**Task statement**
Report every line from the material that contains the word "name".
***** Information supplied
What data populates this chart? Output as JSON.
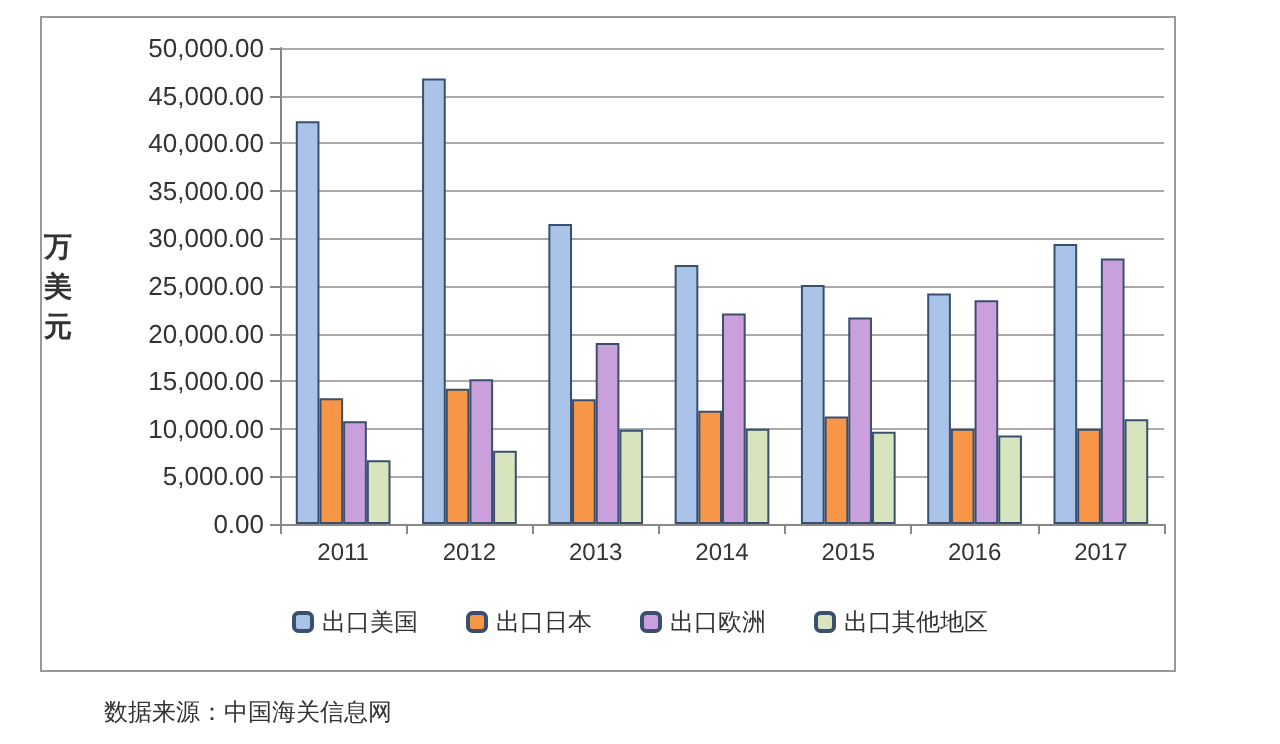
{
  "chart_data": {
    "type": "bar",
    "ylabel": "万美元",
    "categories": [
      "2011",
      "2012",
      "2013",
      "2014",
      "2015",
      "2016",
      "2017"
    ],
    "series": [
      {
        "name": "出口美国",
        "color": "#a9c4e8",
        "values": [
          42300,
          46800,
          31500,
          27200,
          25100,
          24200,
          29400
        ]
      },
      {
        "name": "出口日本",
        "color": "#f79646",
        "values": [
          13200,
          14200,
          13100,
          11900,
          11300,
          10000,
          10000
        ]
      },
      {
        "name": "出口欧洲",
        "color": "#c9a0dc",
        "values": [
          10800,
          15200,
          19000,
          22100,
          21700,
          23500,
          27900
        ]
      },
      {
        "name": "出口其他地区",
        "color": "#d7e4bd",
        "values": [
          6700,
          7700,
          9900,
          10000,
          9700,
          9300,
          11000
        ]
      }
    ],
    "ylim": [
      0,
      50000
    ],
    "yticks": [
      {
        "value": 0,
        "label": "0.00"
      },
      {
        "value": 5000,
        "label": "5,000.00"
      },
      {
        "value": 10000,
        "label": "10,000.00"
      },
      {
        "value": 15000,
        "label": "15,000.00"
      },
      {
        "value": 20000,
        "label": "20,000.00"
      },
      {
        "value": 25000,
        "label": "25,000.00"
      },
      {
        "value": 30000,
        "label": "30,000.00"
      },
      {
        "value": 35000,
        "label": "35,000.00"
      },
      {
        "value": 40000,
        "label": "40,000.00"
      },
      {
        "value": 45000,
        "label": "45,000.00"
      },
      {
        "value": 50000,
        "label": "50,000.00"
      }
    ],
    "grid": "y",
    "legend": "bottom",
    "annotations": [
      "数据来源：中国海关信息网"
    ]
  }
}
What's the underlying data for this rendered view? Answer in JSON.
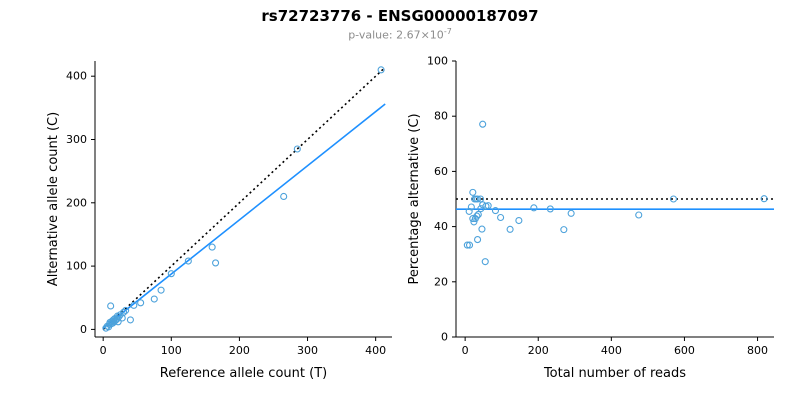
{
  "title": "rs72723776 - ENSG00000187097",
  "subtitle": {
    "prefix": "p-value: ",
    "mantissa": "2.67×10",
    "exponent": "-7"
  },
  "colors": {
    "accent_blue": "#1E90FF",
    "point_blue": "#4DA2DB",
    "identity_black": "#000000"
  },
  "chart_data": [
    {
      "type": "scatter",
      "title": "",
      "xlabel": "Reference allele count (T)",
      "ylabel": "Alternative allele count (C)",
      "xlim": [
        -12,
        424
      ],
      "ylim": [
        -12,
        424
      ],
      "xticks": [
        0,
        100,
        200,
        300,
        400
      ],
      "yticks": [
        0,
        100,
        200,
        300,
        400
      ],
      "grid": false,
      "legend": "none",
      "point_color": "#4DA2DB",
      "points": [
        [
          4,
          2
        ],
        [
          6,
          5
        ],
        [
          8,
          4
        ],
        [
          9,
          8
        ],
        [
          10,
          11
        ],
        [
          12,
          9
        ],
        [
          13,
          13
        ],
        [
          14,
          10
        ],
        [
          15,
          15
        ],
        [
          16,
          12
        ],
        [
          17,
          17
        ],
        [
          18,
          14
        ],
        [
          20,
          16
        ],
        [
          21,
          21
        ],
        [
          22,
          12
        ],
        [
          23,
          20
        ],
        [
          25,
          23
        ],
        [
          28,
          18
        ],
        [
          30,
          27
        ],
        [
          33,
          30
        ],
        [
          11,
          37
        ],
        [
          40,
          15
        ],
        [
          45,
          38
        ],
        [
          55,
          42
        ],
        [
          75,
          48
        ],
        [
          85,
          62
        ],
        [
          100,
          88
        ],
        [
          125,
          108
        ],
        [
          160,
          130
        ],
        [
          165,
          105
        ],
        [
          265,
          210
        ],
        [
          285,
          285
        ],
        [
          408,
          410
        ]
      ],
      "lines": [
        {
          "name": "identity-line",
          "style": "dotted",
          "color": "#000000",
          "x1": 0,
          "y1": 0,
          "x2": 414,
          "y2": 414
        },
        {
          "name": "regression-line",
          "style": "solid",
          "color": "#1E90FF",
          "x1": 0,
          "y1": 2,
          "x2": 414,
          "y2": 356
        }
      ]
    },
    {
      "type": "scatter",
      "title": "",
      "xlabel": "Total number of reads",
      "ylabel": "Percentage alternative (C)",
      "xlim": [
        -25,
        845
      ],
      "ylim": [
        0,
        100
      ],
      "xticks": [
        0,
        200,
        400,
        600,
        800
      ],
      "yticks": [
        0,
        20,
        40,
        60,
        80,
        100
      ],
      "grid": false,
      "legend": "none",
      "point_color": "#4DA2DB",
      "points": [
        [
          6,
          33.3
        ],
        [
          11,
          45.5
        ],
        [
          12,
          33.3
        ],
        [
          17,
          47.1
        ],
        [
          21,
          52.4
        ],
        [
          21,
          42.9
        ],
        [
          26,
          50
        ],
        [
          24,
          41.7
        ],
        [
          30,
          50
        ],
        [
          28,
          42.9
        ],
        [
          34,
          50
        ],
        [
          32,
          43.8
        ],
        [
          36,
          44.4
        ],
        [
          42,
          50
        ],
        [
          34,
          35.3
        ],
        [
          43,
          46.5
        ],
        [
          48,
          47.9
        ],
        [
          46,
          39.1
        ],
        [
          57,
          47.4
        ],
        [
          63,
          47.6
        ],
        [
          48,
          77.1
        ],
        [
          55,
          27.3
        ],
        [
          83,
          45.8
        ],
        [
          97,
          43.3
        ],
        [
          123,
          39.0
        ],
        [
          147,
          42.2
        ],
        [
          188,
          46.8
        ],
        [
          233,
          46.4
        ],
        [
          290,
          44.8
        ],
        [
          270,
          38.9
        ],
        [
          475,
          44.2
        ],
        [
          570,
          50.0
        ],
        [
          818,
          50.1
        ]
      ],
      "lines": [
        {
          "name": "fifty-percent-line",
          "style": "dotted",
          "color": "#000000",
          "x1": -25,
          "y1": 50,
          "x2": 845,
          "y2": 50
        },
        {
          "name": "mean-percentage-line",
          "style": "solid",
          "color": "#1E90FF",
          "x1": -25,
          "y1": 46.3,
          "x2": 845,
          "y2": 46.3
        }
      ]
    }
  ]
}
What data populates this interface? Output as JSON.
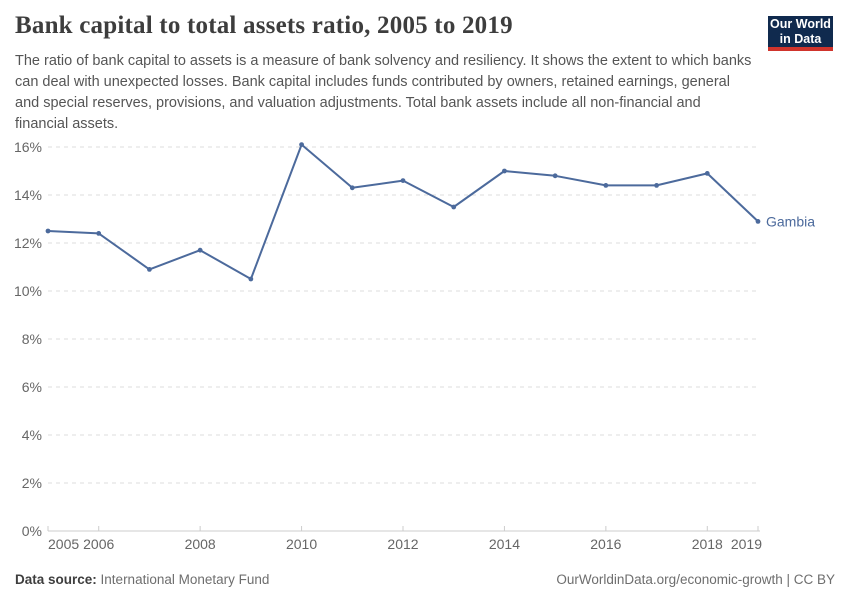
**********
**The solution**
        "name": "出口美国",
        "name": "出口日本",
        "name": "出口欧洲",
        "name": "出口其他地区",
          "name": "identity-line",
          "name": "regression-line",
          "name": "fifty-percent-line",
          "name": "mean-percentage-line",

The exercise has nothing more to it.